WHAT IS EXPECTED: For the records below, give the count of lines holding the word "this" and nothing more.

* * * *

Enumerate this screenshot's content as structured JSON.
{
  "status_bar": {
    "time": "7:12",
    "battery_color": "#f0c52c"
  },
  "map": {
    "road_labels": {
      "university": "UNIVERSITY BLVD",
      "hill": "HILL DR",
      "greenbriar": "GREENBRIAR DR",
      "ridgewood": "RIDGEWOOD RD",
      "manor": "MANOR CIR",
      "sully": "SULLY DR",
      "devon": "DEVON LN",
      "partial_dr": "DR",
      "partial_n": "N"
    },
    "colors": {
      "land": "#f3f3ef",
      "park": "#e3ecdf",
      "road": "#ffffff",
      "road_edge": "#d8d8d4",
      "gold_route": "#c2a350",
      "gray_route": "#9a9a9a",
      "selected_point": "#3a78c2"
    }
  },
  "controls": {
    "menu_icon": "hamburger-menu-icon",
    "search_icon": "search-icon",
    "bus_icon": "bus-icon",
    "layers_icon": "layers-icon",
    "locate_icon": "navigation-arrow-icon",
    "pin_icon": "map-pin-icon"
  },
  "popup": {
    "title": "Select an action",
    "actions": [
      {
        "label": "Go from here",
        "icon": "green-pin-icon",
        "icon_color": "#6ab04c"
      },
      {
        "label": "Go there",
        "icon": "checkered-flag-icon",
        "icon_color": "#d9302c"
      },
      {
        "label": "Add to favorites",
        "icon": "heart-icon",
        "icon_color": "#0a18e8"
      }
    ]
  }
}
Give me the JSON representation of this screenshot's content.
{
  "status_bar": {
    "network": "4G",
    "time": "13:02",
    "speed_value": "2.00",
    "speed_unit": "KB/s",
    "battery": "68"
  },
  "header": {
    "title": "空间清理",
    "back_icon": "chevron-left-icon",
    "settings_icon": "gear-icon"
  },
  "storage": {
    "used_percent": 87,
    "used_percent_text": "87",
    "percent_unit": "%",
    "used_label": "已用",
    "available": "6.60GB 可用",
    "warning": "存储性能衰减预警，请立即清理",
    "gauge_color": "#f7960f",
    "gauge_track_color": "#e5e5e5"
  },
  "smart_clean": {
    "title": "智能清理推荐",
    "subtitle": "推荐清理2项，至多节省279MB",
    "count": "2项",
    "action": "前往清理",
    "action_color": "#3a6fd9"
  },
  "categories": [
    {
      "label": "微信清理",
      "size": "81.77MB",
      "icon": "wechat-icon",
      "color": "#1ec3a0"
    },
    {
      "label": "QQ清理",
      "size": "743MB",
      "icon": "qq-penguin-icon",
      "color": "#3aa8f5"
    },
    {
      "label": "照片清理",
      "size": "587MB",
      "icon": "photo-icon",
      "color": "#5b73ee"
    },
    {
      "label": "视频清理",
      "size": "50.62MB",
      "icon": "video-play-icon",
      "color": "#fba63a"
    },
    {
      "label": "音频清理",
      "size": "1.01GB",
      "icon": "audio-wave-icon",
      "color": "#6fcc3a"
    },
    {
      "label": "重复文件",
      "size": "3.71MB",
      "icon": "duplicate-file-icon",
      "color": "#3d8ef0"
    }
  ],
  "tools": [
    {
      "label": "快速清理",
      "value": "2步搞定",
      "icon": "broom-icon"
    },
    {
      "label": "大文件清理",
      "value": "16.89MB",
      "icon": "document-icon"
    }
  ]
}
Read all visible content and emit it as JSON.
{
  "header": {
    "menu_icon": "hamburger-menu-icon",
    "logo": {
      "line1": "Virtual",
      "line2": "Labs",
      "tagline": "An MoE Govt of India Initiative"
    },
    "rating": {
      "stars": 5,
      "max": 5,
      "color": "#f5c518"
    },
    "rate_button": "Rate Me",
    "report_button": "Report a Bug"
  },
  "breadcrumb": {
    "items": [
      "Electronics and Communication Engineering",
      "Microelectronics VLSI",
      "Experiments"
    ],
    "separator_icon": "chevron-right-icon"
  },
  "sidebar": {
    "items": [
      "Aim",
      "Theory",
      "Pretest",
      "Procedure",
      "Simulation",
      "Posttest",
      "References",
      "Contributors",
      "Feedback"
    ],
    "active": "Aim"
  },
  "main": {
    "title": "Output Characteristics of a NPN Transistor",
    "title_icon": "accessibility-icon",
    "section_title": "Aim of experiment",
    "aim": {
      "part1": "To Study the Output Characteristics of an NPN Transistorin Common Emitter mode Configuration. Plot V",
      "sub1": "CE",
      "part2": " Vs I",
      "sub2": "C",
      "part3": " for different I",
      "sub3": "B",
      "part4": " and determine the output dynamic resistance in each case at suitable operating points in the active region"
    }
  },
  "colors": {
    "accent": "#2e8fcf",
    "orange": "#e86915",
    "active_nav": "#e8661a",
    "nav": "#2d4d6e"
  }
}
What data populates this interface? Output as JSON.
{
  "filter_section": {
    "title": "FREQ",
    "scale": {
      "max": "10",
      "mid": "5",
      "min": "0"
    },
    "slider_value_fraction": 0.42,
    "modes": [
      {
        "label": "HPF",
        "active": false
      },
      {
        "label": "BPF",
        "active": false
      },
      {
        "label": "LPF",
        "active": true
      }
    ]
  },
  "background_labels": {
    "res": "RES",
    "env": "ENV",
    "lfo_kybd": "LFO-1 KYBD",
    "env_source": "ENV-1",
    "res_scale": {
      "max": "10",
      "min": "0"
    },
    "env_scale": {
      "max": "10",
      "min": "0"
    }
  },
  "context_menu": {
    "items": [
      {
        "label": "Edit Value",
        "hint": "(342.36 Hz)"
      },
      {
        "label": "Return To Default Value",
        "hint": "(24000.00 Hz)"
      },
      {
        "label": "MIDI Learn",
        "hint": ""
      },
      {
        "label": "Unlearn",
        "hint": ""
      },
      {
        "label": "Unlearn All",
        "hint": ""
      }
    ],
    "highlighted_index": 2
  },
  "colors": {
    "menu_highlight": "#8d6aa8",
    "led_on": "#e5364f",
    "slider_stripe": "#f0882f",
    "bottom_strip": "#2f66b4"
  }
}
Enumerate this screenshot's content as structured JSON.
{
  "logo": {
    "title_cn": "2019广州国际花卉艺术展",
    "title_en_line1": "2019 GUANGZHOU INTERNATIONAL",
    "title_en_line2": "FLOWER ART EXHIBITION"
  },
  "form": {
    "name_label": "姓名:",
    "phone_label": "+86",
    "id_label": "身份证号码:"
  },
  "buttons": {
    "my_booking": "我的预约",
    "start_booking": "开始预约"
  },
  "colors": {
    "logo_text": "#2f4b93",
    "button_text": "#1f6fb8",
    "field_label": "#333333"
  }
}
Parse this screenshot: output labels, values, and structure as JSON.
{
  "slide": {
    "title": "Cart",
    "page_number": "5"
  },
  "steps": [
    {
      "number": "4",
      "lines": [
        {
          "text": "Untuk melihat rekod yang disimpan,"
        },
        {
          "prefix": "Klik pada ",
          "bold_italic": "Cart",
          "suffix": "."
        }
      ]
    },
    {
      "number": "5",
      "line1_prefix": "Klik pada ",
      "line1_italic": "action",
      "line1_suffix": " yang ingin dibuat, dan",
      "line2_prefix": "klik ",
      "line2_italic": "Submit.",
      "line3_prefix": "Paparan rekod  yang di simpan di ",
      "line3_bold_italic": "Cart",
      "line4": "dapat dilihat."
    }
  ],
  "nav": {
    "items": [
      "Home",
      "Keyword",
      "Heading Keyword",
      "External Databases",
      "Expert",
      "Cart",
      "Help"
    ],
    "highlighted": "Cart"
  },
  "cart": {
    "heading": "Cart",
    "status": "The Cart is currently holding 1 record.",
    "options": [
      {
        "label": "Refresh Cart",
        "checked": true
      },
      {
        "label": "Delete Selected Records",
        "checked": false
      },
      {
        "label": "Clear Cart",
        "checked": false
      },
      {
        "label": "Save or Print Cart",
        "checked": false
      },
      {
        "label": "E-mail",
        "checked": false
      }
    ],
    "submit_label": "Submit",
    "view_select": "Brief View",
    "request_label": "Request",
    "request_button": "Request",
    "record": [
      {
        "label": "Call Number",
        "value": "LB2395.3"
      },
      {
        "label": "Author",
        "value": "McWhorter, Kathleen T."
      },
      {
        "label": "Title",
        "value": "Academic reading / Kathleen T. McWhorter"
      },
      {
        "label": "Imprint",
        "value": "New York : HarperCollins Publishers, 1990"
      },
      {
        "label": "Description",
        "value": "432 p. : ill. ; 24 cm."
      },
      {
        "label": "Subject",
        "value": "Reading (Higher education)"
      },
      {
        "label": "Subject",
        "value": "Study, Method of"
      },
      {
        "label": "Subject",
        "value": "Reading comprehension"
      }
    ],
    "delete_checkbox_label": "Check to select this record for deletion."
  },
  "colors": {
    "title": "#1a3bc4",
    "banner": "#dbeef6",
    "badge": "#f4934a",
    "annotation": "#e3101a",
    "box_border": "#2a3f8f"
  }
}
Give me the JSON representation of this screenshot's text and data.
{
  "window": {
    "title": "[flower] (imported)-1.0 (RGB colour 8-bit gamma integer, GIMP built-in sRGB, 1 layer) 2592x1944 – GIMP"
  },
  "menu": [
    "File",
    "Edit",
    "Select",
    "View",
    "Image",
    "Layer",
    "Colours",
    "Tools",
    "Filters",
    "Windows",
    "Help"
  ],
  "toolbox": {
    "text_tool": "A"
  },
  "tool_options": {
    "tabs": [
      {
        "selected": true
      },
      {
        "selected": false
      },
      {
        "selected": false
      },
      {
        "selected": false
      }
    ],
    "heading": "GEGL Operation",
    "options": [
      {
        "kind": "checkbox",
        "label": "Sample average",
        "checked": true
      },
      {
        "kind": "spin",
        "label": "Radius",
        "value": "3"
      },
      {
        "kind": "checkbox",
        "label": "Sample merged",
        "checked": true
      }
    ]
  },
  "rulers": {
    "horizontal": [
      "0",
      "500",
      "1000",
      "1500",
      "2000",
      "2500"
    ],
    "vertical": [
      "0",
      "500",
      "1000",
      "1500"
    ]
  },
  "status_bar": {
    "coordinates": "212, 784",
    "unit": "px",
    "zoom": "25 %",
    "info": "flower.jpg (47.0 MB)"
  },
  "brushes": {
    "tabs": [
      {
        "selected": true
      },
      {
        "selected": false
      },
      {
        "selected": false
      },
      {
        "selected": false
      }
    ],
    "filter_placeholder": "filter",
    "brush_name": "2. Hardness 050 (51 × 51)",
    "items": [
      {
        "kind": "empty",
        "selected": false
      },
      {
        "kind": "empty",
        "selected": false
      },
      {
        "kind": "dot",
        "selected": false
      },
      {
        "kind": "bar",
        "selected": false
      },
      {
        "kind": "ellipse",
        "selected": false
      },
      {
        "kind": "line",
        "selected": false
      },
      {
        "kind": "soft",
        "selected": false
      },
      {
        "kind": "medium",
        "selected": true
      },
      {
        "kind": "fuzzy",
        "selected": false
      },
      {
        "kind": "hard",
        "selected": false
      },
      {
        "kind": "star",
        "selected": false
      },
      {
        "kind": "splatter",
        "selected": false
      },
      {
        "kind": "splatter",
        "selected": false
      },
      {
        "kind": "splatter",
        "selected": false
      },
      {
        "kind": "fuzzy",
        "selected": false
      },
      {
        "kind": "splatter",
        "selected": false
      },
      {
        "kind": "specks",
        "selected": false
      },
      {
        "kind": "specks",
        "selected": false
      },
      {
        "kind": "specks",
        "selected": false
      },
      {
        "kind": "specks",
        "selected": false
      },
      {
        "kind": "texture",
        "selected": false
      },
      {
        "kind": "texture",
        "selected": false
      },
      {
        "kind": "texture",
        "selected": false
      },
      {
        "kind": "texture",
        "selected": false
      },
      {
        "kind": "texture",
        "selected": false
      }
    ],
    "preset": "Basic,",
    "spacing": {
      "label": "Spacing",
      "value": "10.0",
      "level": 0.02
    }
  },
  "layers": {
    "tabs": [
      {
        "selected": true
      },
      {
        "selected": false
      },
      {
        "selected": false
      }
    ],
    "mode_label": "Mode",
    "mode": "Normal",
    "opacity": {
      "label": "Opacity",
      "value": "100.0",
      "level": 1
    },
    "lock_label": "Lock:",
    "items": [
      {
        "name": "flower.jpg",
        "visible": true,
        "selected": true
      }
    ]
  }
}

* * * *

FULL OUTPUT: 7